__Exercise prompt__
Output every line below without omitting or altering anything.

__Extracted information__

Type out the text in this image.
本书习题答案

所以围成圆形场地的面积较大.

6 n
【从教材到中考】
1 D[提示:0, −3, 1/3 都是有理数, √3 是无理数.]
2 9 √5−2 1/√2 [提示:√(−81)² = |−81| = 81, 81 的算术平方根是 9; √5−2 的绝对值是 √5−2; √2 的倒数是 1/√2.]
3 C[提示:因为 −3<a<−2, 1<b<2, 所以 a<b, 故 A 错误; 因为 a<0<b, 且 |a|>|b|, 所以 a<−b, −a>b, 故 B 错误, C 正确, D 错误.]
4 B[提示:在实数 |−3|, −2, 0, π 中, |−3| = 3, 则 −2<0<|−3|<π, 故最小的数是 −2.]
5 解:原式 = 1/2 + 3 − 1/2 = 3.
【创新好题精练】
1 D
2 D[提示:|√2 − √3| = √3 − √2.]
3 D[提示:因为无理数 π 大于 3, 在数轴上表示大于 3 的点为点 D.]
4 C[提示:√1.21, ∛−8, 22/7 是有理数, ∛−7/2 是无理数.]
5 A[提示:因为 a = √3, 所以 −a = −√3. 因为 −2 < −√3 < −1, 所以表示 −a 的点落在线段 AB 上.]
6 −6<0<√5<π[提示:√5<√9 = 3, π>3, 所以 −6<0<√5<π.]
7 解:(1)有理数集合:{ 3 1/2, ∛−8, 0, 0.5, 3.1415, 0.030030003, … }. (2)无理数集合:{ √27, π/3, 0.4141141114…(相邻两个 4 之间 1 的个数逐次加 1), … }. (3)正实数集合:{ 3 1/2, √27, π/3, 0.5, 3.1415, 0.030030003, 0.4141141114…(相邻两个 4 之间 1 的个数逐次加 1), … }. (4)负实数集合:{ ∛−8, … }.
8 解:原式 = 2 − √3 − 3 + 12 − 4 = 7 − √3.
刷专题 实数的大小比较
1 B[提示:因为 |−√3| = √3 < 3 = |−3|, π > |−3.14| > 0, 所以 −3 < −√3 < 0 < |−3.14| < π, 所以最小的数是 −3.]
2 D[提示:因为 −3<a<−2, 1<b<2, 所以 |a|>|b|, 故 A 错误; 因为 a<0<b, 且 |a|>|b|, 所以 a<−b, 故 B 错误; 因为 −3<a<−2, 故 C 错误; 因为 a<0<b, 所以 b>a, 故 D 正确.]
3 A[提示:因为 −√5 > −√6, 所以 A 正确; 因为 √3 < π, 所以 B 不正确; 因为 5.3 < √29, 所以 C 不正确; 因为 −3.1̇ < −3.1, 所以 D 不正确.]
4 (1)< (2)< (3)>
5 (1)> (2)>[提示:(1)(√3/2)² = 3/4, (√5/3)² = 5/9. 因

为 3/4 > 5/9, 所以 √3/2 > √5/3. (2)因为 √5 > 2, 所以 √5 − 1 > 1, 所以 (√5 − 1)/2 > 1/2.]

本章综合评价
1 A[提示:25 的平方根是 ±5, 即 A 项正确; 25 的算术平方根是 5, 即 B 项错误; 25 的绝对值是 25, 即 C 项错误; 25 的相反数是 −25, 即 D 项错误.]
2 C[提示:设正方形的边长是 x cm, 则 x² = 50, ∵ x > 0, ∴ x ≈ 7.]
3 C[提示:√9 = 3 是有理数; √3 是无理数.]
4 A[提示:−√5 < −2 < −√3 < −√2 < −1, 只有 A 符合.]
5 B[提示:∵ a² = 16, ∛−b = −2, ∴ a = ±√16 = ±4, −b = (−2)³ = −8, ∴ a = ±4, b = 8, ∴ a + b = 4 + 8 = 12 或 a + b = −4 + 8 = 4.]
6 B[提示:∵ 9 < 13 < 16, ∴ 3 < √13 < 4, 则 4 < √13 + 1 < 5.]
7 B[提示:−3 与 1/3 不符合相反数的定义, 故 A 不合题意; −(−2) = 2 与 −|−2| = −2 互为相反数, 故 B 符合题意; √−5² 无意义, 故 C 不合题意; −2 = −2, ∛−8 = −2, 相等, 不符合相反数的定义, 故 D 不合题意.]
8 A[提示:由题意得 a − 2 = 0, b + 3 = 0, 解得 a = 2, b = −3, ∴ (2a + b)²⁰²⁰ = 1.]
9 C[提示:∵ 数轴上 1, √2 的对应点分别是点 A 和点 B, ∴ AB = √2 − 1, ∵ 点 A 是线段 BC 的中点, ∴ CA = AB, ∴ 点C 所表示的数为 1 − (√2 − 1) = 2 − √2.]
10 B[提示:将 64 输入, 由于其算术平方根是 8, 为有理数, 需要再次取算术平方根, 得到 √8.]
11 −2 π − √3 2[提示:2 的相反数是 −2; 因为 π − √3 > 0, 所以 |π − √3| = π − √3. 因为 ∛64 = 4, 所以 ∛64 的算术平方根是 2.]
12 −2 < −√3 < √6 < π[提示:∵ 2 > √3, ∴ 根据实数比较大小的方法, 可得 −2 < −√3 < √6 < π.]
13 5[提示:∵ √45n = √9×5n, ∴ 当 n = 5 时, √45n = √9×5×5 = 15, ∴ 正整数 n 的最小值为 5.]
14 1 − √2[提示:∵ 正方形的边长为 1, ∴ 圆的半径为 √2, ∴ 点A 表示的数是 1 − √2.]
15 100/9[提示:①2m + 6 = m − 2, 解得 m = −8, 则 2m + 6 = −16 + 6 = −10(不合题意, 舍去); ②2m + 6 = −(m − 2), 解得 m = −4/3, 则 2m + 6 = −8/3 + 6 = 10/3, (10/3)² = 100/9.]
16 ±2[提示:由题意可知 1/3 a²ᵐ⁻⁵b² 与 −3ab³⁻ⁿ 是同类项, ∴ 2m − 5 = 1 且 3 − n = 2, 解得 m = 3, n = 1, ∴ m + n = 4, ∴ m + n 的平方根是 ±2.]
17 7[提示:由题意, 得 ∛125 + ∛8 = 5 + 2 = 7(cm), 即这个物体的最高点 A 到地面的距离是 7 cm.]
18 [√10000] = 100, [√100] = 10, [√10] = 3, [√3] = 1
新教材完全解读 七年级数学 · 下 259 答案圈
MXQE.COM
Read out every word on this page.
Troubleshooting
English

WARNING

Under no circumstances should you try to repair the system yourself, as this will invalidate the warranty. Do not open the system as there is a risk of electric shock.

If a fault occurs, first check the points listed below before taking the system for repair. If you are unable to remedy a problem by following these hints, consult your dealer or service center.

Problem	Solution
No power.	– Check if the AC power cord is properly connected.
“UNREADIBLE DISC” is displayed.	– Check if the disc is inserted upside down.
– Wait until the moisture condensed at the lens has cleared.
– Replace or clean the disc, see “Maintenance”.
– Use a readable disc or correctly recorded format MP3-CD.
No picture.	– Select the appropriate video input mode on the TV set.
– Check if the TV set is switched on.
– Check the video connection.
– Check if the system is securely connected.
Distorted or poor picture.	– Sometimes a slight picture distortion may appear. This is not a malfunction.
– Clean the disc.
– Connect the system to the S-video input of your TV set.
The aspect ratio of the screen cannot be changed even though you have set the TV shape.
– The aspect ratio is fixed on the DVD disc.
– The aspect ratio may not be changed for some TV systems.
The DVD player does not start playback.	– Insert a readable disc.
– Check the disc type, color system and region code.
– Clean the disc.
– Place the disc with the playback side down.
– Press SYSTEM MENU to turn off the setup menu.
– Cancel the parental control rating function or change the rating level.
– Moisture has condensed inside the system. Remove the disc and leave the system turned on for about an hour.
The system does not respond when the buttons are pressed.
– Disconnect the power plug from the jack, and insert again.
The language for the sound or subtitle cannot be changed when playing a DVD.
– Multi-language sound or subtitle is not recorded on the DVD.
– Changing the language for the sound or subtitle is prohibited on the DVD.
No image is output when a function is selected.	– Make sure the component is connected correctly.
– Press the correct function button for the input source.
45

__Result below__
Type out the text in this image.
本书习题答案

所以围成圆形场地的面积较大.

6 n
【从教材到中考】
1 D[提示:0, −3, 1/3 都是有理数, √3 是无理数.]
2 9 √5−2 1/√2 [提示:√(−81)² = |−81| = 81, 81 的算术平方根是 9; √5−2 的绝对值是 √5−2; √2 的倒数是 1/√2.]
3 C[提示:因为 −3<a<−2, 1<b<2, 所以 a<b, 故 A 错误; 因为 a<0<b, 且 |a|>|b|, 所以 a<−b, −a>b, 故 B 错误, C 正确, D 错误.]
4 B[提示:在实数 |−3|, −2, 0, π 中, |−3| = 3, 则 −2<0<|−3|<π, 故最小的数是 −2.]
5 解:原式 = 1/2 + 3 − 1/2 = 3.
【创新好题精练】
1 D
2 D[提示:|√2 − √3| = √3 − √2.]
3 D[提示:因为无理数 π 大于 3, 在数轴上表示大于 3 的点为点 D.]
4 C[提示:√1.21, ∛−8, 22/7 是有理数, ∛−7/2 是无理数.]
5 A[提示:因为 a = √3, 所以 −a = −√3. 因为 −2 < −√3 < −1, 所以表示 −a 的点落在线段 AB 上.]
6 −6<0<√5<π[提示:√5<√9 = 3, π>3, 所以 −6<0<√5<π.]
7 解:(1)有理数集合:{ 3 1/2, ∛−8, 0, 0.5, 3.1415, 0.030030003, … }. (2)无理数集合:{ √27, π/3, 0.4141141114…(相邻两个 4 之间 1 的个数逐次加 1), … }. (3)正实数集合:{ 3 1/2, √27, π/3, 0.5, 3.1415, 0.030030003, 0.4141141114…(相邻两个 4 之间 1 的个数逐次加 1), … }. (4)负实数集合:{ ∛−8, … }.
8 解:原式 = 2 − √3 − 3 + 12 − 4 = 7 − √3.
刷专题 实数的大小比较
1 B[提示:因为 |−√3| = √3 < 3 = |−3|, π > |−3.14| > 0, 所以 −3 < −√3 < 0 < |−3.14| < π, 所以最小的数是 −3.]
2 D[提示:因为 −3<a<−2, 1<b<2, 所以 |a|>|b|, 故 A 错误; 因为 a<0<b, 且 |a|>|b|, 所以 a<−b, 故 B 错误; 因为 −3<a<−2, 故 C 错误; 因为 a<0<b, 所以 b>a, 故 D 正确.]
3 A[提示:因为 −√5 > −√6, 所以 A 正确; 因为 √3 < π, 所以 B 不正确; 因为 5.3 < √29, 所以 C 不正确; 因为 −3.1̇ < −3.1, 所以 D 不正确.]
4 (1)< (2)< (3)>
5 (1)> (2)>[提示:(1)(√3/2)² = 3/4, (√5/3)² = 5/9. 因

为 3/4 > 5/9, 所以 √3/2 > √5/3. (2)因为 √5 > 2, 所以 √5 − 1 > 1, 所以 (√5 − 1)/2 > 1/2.]

本章综合评价
1 A[提示:25 的平方根是 ±5, 即 A 项正确; 25 的算术平方根是 5, 即 B 项错误; 25 的绝对值是 25, 即 C 项错误; 25 的相反数是 −25, 即 D 项错误.]
2 C[提示:设正方形的边长是 x cm, 则 x² = 50, ∵ x > 0, ∴ x ≈ 7.]
3 C[提示:√9 = 3 是有理数; √3 是无理数.]
4 A[提示:−√5 < −2 < −√3 < −√2 < −1, 只有 A 符合.]
5 B[提示:∵ a² = 16, ∛−b = −2, ∴ a = ±√16 = ±4, −b = (−2)³ = −8, ∴ a = ±4, b = 8, ∴ a + b = 4 + 8 = 12 或 a + b = −4 + 8 = 4.]
6 B[提示:∵ 9 < 13 < 16, ∴ 3 < √13 < 4, 则 4 < √13 + 1 < 5.]
7 B[提示:−3 与 1/3 不符合相反数的定义, 故 A 不合题意; −(−2) = 2 与 −|−2| = −2 互为相反数, 故 B 符合题意; √−5² 无意义, 故 C 不合题意; −2 = −2, ∛−8 = −2, 相等, 不符合相反数的定义, 故 D 不合题意.]
8 A[提示:由题意得 a − 2 = 0, b + 3 = 0, 解得 a = 2, b = −3, ∴ (2a + b)²⁰²⁰ = 1.]
9 C[提示:∵ 数轴上 1, √2 的对应点分别是点 A 和点 B, ∴ AB = √2 − 1, ∵ 点 A 是线段 BC 的中点, ∴ CA = AB, ∴ 点C 所表示的数为 1 − (√2 − 1) = 2 − √2.]
10 B[提示:将 64 输入, 由于其算术平方根是 8, 为有理数, 需要再次取算术平方根, 得到 √8.]
11 −2 π − √3 2[提示:2 的相反数是 −2; 因为 π − √3 > 0, 所以 |π − √3| = π − √3. 因为 ∛64 = 4, 所以 ∛64 的算术平方根是 2.]
12 −2 < −√3 < √6 < π[提示:∵ 2 > √3, ∴ 根据实数比较大小的方法, 可得 −2 < −√3 < √6 < π.]
13 5[提示:∵ √45n = √9×5n, ∴ 当 n = 5 时, √45n = √9×5×5 = 15, ∴ 正整数 n 的最小值为 5.]
14 1 − √2[提示:∵ 正方形的边长为 1, ∴ 圆的半径为 √2, ∴ 点A 表示的数是 1 − √2.]
15 100/9[提示:①2m + 6 = m − 2, 解得 m = −8, 则 2m + 6 = −16 + 6 = −10(不合题意, 舍去); ②2m + 6 = −(m − 2), 解得 m = −4/3, 则 2m + 6 = −8/3 + 6 = 10/3, (10/3)² = 100/9.]
16 ±2[提示:由题意可知 1/3 a²ᵐ⁻⁵b² 与 −3ab³⁻ⁿ 是同类项, ∴ 2m − 5 = 1 且 3 − n = 2, 解得 m = 3, n = 1, ∴ m + n = 4, ∴ m + n 的平方根是 ±2.]
17 7[提示:由题意, 得 ∛125 + ∛8 = 5 + 2 = 7(cm), 即这个物体的最高点 A 到地面的距离是 7 cm.]
18 [√10000] = 100, [√100] = 10, [√10] = 3, [√3] = 1
新教材完全解读 七年级数学 · 下 259 答案圈
MXQE.COM
Read out every word on this page.
Troubleshooting
English

WARNING

Under no circumstances should you try to repair the system yourself, as this will invalidate the warranty. Do not open the system as there is a risk of electric shock.

If a fault occurs, first check the points listed below before taking the system for repair. If you are unable to remedy a problem by following these hints, consult your dealer or service center.

Problem	Solution
No power.	– Check if the AC power cord is properly connected.
“UNREADIBLE DISC” is displayed.	– Check if the disc is inserted upside down.
– Wait until the moisture condensed at the lens has cleared.
– Replace or clean the disc, see “Maintenance”.
– Use a readable disc or correctly recorded format MP3-CD.
No picture.	– Select the appropriate video input mode on the TV set.
– Check if the TV set is switched on.
– Check the video connection.
– Check if the system is securely connected.
Distorted or poor picture.	– Sometimes a slight picture distortion may appear. This is not a malfunction.
– Clean the disc.
– Connect the system to the S-video input of your TV set.
The aspect ratio of the screen cannot be changed even though you have set the TV shape.
– The aspect ratio is fixed on the DVD disc.
– The aspect ratio may not be changed for some TV systems.
The DVD player does not start playback.	– Insert a readable disc.
– Check the disc type, color system and region code.
– Clean the disc.
– Place the disc with the playback side down.
– Press SYSTEM MENU to turn off the setup menu.
– Cancel the parental control rating function or change the rating level.
– Moisture has condensed inside the system. Remove the disc and leave the system turned on for about an hour.
The system does not respond when the buttons are pressed.
– Disconnect the power plug from the jack, and insert again.
The language for the sound or subtitle cannot be changed when playing a DVD.
– Multi-language sound or subtitle is not recorded on the DVD.
– Changing the language for the sound or subtitle is prohibited on the DVD.
No image is output when a function is selected.	– Make sure the component is connected correctly.
– Press the correct function button for the input source.
45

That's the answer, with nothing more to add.